Exercise requirements - Pick out all lines in the listing holding the string "marker" and copy them.

Data shown -
------------------------

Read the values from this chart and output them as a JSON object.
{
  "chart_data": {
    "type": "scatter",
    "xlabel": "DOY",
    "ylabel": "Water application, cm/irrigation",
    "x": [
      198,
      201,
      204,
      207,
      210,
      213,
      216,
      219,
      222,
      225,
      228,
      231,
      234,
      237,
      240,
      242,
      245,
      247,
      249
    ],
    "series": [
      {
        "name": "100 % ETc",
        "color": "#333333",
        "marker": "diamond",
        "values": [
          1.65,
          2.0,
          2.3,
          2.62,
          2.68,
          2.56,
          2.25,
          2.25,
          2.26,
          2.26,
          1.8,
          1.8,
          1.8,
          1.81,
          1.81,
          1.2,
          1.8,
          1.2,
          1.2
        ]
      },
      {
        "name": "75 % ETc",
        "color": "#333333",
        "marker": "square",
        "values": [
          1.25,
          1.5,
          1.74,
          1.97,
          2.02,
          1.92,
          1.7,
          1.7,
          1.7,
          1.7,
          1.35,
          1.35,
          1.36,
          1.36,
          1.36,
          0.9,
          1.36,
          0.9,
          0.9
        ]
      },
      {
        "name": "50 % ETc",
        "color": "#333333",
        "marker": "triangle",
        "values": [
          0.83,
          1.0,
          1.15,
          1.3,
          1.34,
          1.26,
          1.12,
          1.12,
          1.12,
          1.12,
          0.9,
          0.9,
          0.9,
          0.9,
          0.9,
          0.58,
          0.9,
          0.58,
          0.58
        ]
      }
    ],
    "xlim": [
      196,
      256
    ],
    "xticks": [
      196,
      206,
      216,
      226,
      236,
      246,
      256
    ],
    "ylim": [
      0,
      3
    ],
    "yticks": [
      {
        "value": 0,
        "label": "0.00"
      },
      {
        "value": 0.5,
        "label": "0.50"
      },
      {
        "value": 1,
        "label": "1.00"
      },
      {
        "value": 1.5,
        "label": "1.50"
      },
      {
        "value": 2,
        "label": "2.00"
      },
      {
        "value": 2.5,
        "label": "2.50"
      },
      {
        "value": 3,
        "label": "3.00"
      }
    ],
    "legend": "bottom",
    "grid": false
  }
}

------------------------

Answer to this exercise -
        "marker": "diamond",
        "marker": "square",
        "marker": "triangle",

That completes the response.